[start]

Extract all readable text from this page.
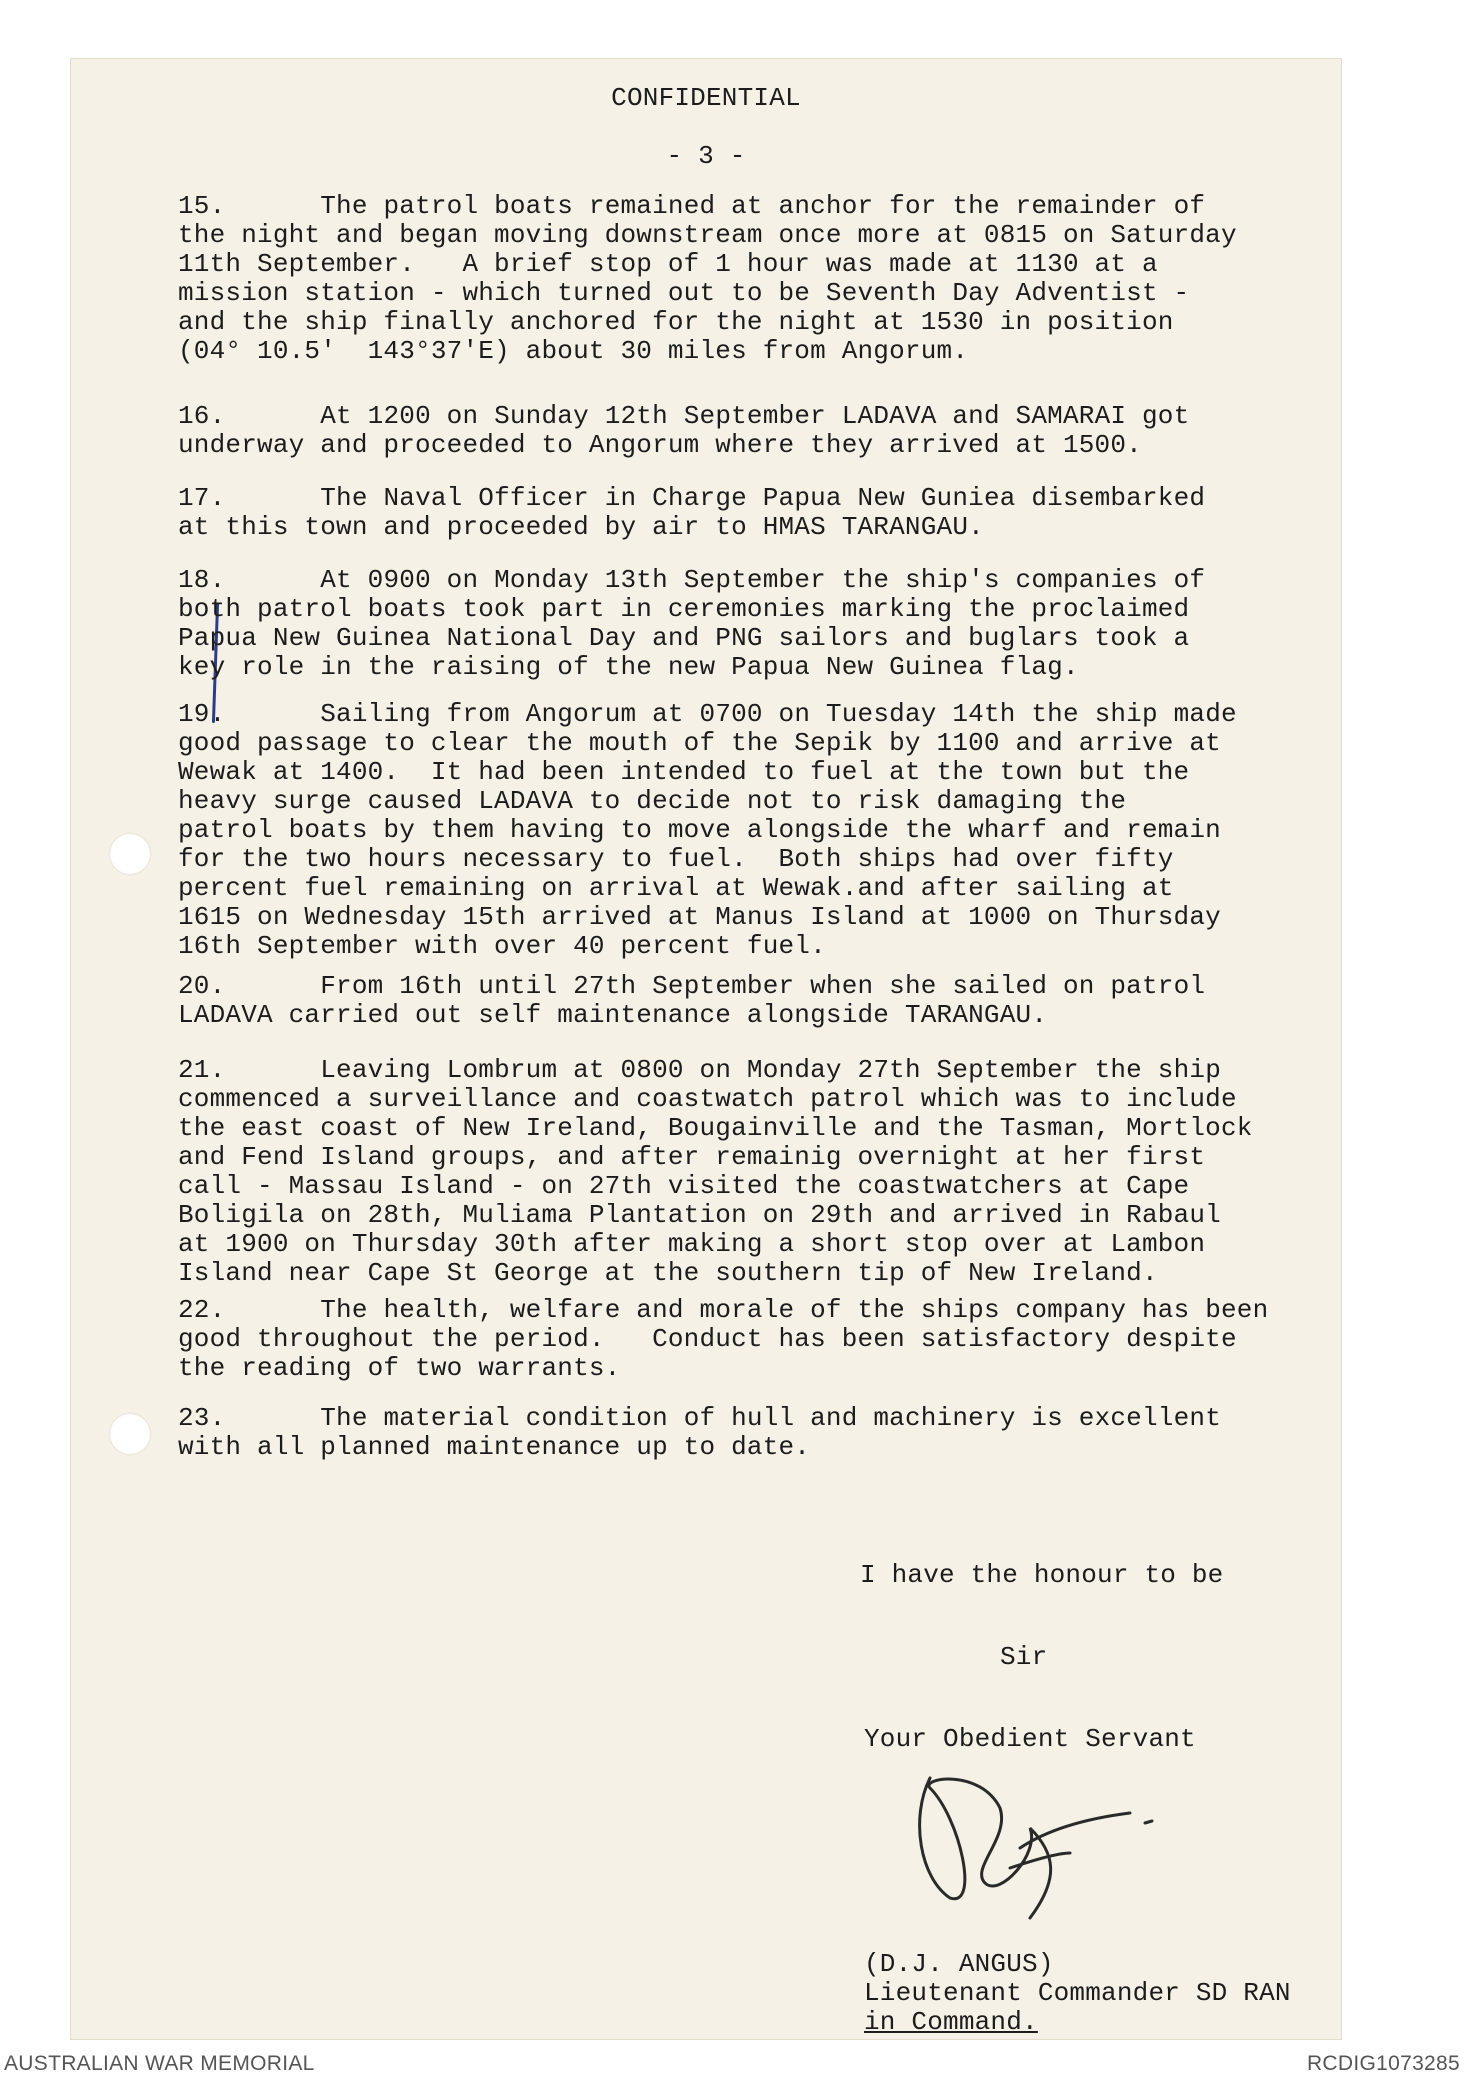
CONFIDENTIAL

- 3 -

15.	The patrol boats remained at anchor for the remainder of
the night and began moving downstream once more at 0815 on Saturday
11th September.   A brief stop of 1 hour was made at 1130 at a
mission station - which turned out to be Seventh Day Adventist -
and the ship finally anchored for the night at 1530 in position
(04° 10.5'  143°37'E) about 30 miles from Angorum.
16.	At 1200 on Sunday 12th September LADAVA and SAMARAI got
underway and proceeded to Angorum where they arrived at 1500.
17.	The Naval Officer in Charge Papua New Guniea disembarked
at this town and proceeded by air to HMAS TARANGAU.
18.	At 0900 on Monday 13th September the ship's companies of
both patrol boats took part in ceremonies marking the proclaimed
Papua New Guinea National Day and PNG sailors and buglars took a
key role in the raising of the new Papua New Guinea flag.
19.	Sailing from Angorum at 0700 on Tuesday 14th the ship made
good passage to clear the mouth of the Sepik by 1100 and arrive at
Wewak at 1400.  It had been intended to fuel at the town but the
heavy surge caused LADAVA to decide not to risk damaging the
patrol boats by them having to move alongside the wharf and remain
for the two hours necessary to fuel.  Both ships had over fifty
percent fuel remaining on arrival at Wewak.and after sailing at
1615 on Wednesday 15th arrived at Manus Island at 1000 on Thursday
16th September with over 40 percent fuel.
20.	From 16th until 27th September when she sailed on patrol
LADAVA carried out self maintenance alongside TARANGAU.
21.	Leaving Lombrum at 0800 on Monday 27th September the ship
commenced a surveillance and coastwatch patrol which was to include
the east coast of New Ireland, Bougainville and the Tasman, Mortlock
and Fend Island groups, and after remainig overnight at her first
call - Massau Island - on 27th visited the coastwatchers at Cape
Boligila on 28th, Muliama Plantation on 29th and arrived in Rabaul
at 1900 on Thursday 30th after making a short stop over at Lambon
Island near Cape St George at the southern tip of New Ireland.
22.	The health, welfare and morale of the ships company has been
good throughout the period.   Conduct has been satisfactory despite
the reading of two warrants.
23.	The material condition of hull and machinery is excellent
with all planned maintenance up to date.

I have the honour to be

Sir

Your Obedient Servant

(D.J. ANGUS)

Lieutenant Commander SD RAN

in Command.

AUSTRALIAN WAR MEMORIAL	RCDIG1073285
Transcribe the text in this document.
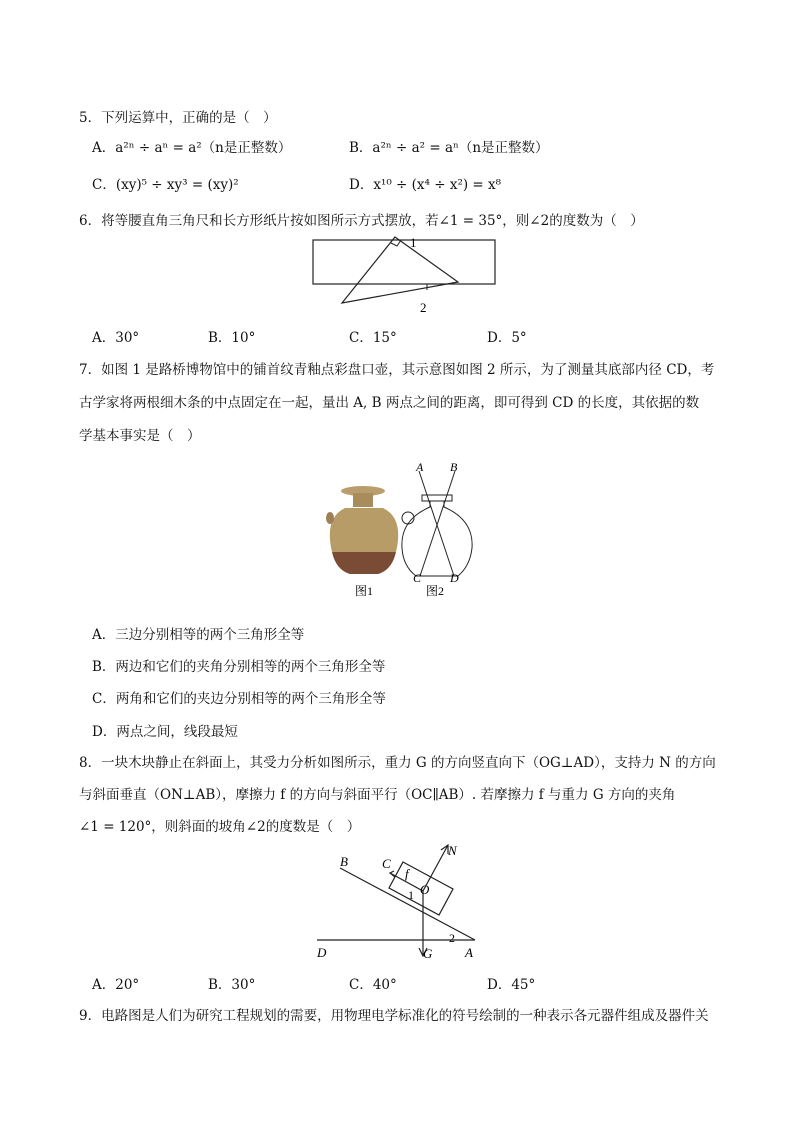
5．下列运算中，正确的是（　）
A．a²ⁿ ÷ aⁿ = a²（n是正整数）	B．a²ⁿ ÷ a² = aⁿ（n是正整数）
C．(xy)⁵ ÷ xy³ = (xy)²	D．x¹⁰ ÷ (x⁴ ÷ x²) = x⁸
6．将等腰直角三角尺和长方形纸片按如图所示方式摆放，若∠1 = 35°，则∠2的度数为（　）
1
2
A．30°	B．10°	C．15°	D．5°
7．如图 1 是路桥博物馆中的铺首纹青釉点彩盘口壶，其示意图如图 2 所示，为了测量其底部内径 CD，考
古学家将两根细木条的中点固定在一起，量出 A, B 两点之间的距离，即可得到 CD 的长度，其依据的数
学基本事实是（　）
图1
A B
C D
图2
A．三边分别相等的两个三角形全等
B．两边和它们的夹角分别相等的两个三角形全等
C．两角和它们的夹边分别相等的两个三角形全等
D．两点之间，线段最短
8．一块木块静止在斜面上，其受力分析如图所示，重力 G 的方向竖直向下（OG⊥AD），支持力 N 的方向
与斜面垂直（ON⊥AB），摩擦力 f 的方向与斜面平行（OC∥AB）. 若摩擦力 f 与重力 G 方向的夹角
∠1 = 120°，则斜面的坡角∠2的度数是（　）
B	C
f
O
N
1
2
D	G	A
A．20°	B．30°	C．40°	D．45°
9．电路图是人们为研究工程规划的需要，用物理电学标准化的符号绘制的一种表示各元器件组成及器件关
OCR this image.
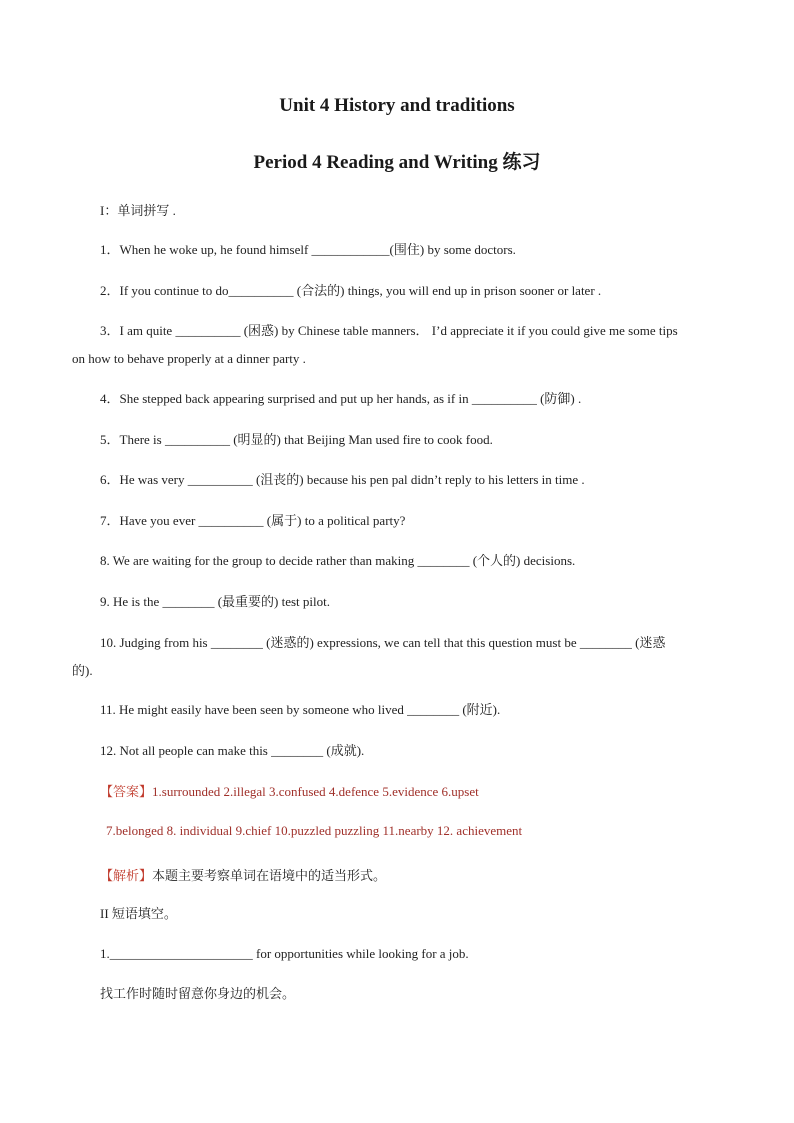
Unit 4 History and traditions
Period 4 Reading and Writing 练习
I：单词拼写 .
1．When he woke up, he found himself ____________(围住) by some doctors.
2．If you continue to do__________ (合法的) things, you will end up in prison sooner or later .
3．I am quite __________ (困惑) by Chinese table manners． I’d appreciate it if you could give me some tips
on how to behave properly at a dinner party .
4．She stepped back appearing surprised and put up her hands, as if in __________ (防御) .
5．There is __________ (明显的) that Beijing Man used fire to cook food.
6．He was very __________ (沮丧的) because his pen pal didn’t reply to his letters in time .
7．Have you ever __________ (属于) to a political party?
8. We are waiting for the group to decide rather than making ________ (个人的) decisions.
9. He is the ________ (最重要的) test pilot.
10. Judging from his ________ (迷惑的) expressions, we can tell that this question must be ________ (迷惑
的).
11. He might easily have been seen by someone who lived ________ (附近).
12. Not all people can make this ________ (成就).
【答案】1.surrounded 2.illegal 3.confused 4.defence 5.evidence 6.upset
7.belonged 8. individual 9.chief 10.puzzled puzzling 11.nearby 12. achievement
【解析】本题主要考察单词在语境中的适当形式。
II 短语填空。
1.______________________ for opportunities while looking for a job.
找工作时随时留意你身边的机会。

[end]

_Work instructions_.
Set down the lines of the records above exactly, apart from the pictures.

_Full output_.
Extract all readable text from this page.
CONFIDENTIAL

- 3 -

15.	The patrol boats remained at anchor for the remainder of
the night and began moving downstream once more at 0815 on Saturday
11th September.   A brief stop of 1 hour was made at 1130 at a
mission station - which turned out to be Seventh Day Adventist -
and the ship finally anchored for the night at 1530 in position
(04° 10.5'  143°37'E) about 30 miles from Angorum.
16.	At 1200 on Sunday 12th September LADAVA and SAMARAI got
underway and proceeded to Angorum where they arrived at 1500.
17.	The Naval Officer in Charge Papua New Guniea disembarked
at this town and proceeded by air to HMAS TARANGAU.
18.	At 0900 on Monday 13th September the ship's companies of
both patrol boats took part in ceremonies marking the proclaimed
Papua New Guinea National Day and PNG sailors and buglars took a
key role in the raising of the new Papua New Guinea flag.
19.	Sailing from Angorum at 0700 on Tuesday 14th the ship made
good passage to clear the mouth of the Sepik by 1100 and arrive at
Wewak at 1400.  It had been intended to fuel at the town but the
heavy surge caused LADAVA to decide not to risk damaging the
patrol boats by them having to move alongside the wharf and remain
for the two hours necessary to fuel.  Both ships had over fifty
percent fuel remaining on arrival at Wewak.and after sailing at
1615 on Wednesday 15th arrived at Manus Island at 1000 on Thursday
16th September with over 40 percent fuel.
20.	From 16th until 27th September when she sailed on patrol
LADAVA carried out self maintenance alongside TARANGAU.
21.	Leaving Lombrum at 0800 on Monday 27th September the ship
commenced a surveillance and coastwatch patrol which was to include
the east coast of New Ireland, Bougainville and the Tasman, Mortlock
and Fend Island groups, and after remainig overnight at her first
call - Massau Island - on 27th visited the coastwatchers at Cape
Boligila on 28th, Muliama Plantation on 29th and arrived in Rabaul
at 1900 on Thursday 30th after making a short stop over at Lambon
Island near Cape St George at the southern tip of New Ireland.
22.	The health, welfare and morale of the ships company has been
good throughout the period.   Conduct has been satisfactory despite
the reading of two warrants.
23.	The material condition of hull and machinery is excellent
with all planned maintenance up to date.

I have the honour to be

Sir

Your Obedient Servant

(D.J. ANGUS)

Lieutenant Commander SD RAN

in Command.

AUSTRALIAN WAR MEMORIAL	RCDIG1073285
Transcribe the text in this document.
5．下列运算中，正确的是（　）
A．a²ⁿ ÷ aⁿ = a²（n是正整数）	B．a²ⁿ ÷ a² = aⁿ（n是正整数）
C．(xy)⁵ ÷ xy³ = (xy)²	D．x¹⁰ ÷ (x⁴ ÷ x²) = x⁸
6．将等腰直角三角尺和长方形纸片按如图所示方式摆放，若∠1 = 35°，则∠2的度数为（　）
1
2
A．30°	B．10°	C．15°	D．5°
7．如图 1 是路桥博物馆中的铺首纹青釉点彩盘口壶，其示意图如图 2 所示，为了测量其底部内径 CD，考
古学家将两根细木条的中点固定在一起，量出 A, B 两点之间的距离，即可得到 CD 的长度，其依据的数
学基本事实是（　）
图1
A B
C D
图2
A．三边分别相等的两个三角形全等
B．两边和它们的夹角分别相等的两个三角形全等
C．两角和它们的夹边分别相等的两个三角形全等
D．两点之间，线段最短
8．一块木块静止在斜面上，其受力分析如图所示，重力 G 的方向竖直向下（OG⊥AD），支持力 N 的方向
与斜面垂直（ON⊥AB），摩擦力 f 的方向与斜面平行（OC∥AB）. 若摩擦力 f 与重力 G 方向的夹角
∠1 = 120°，则斜面的坡角∠2的度数是（　）
B	C
f
O
N
1
2
D	G	A
A．20°	B．30°	C．40°	D．45°
9．电路图是人们为研究工程规划的需要，用物理电学标准化的符号绘制的一种表示各元器件组成及器件关
OCR this image.
Unit 4 History and traditions
Period 4 Reading and Writing 练习
I：单词拼写 .
1．When he woke up, he found himself ____________(围住) by some doctors.
2．If you continue to do__________ (合法的) things, you will end up in prison sooner or later .
3．I am quite __________ (困惑) by Chinese table manners． I’d appreciate it if you could give me some tips
on how to behave properly at a dinner party .
4．She stepped back appearing surprised and put up her hands, as if in __________ (防御) .
5．There is __________ (明显的) that Beijing Man used fire to cook food.
6．He was very __________ (沮丧的) because his pen pal didn’t reply to his letters in time .
7．Have you ever __________ (属于) to a political party?
8. We are waiting for the group to decide rather than making ________ (个人的) decisions.
9. He is the ________ (最重要的) test pilot.
10. Judging from his ________ (迷惑的) expressions, we can tell that this question must be ________ (迷惑
的).
11. He might easily have been seen by someone who lived ________ (附近).
12. Not all people can make this ________ (成就).
【答案】1.surrounded 2.illegal 3.confused 4.defence 5.evidence 6.upset
7.belonged 8. individual 9.chief 10.puzzled puzzling 11.nearby 12. achievement
【解析】本题主要考察单词在语境中的适当形式。
II 短语填空。
1.______________________ for opportunities while looking for a job.
找工作时随时留意你身边的机会。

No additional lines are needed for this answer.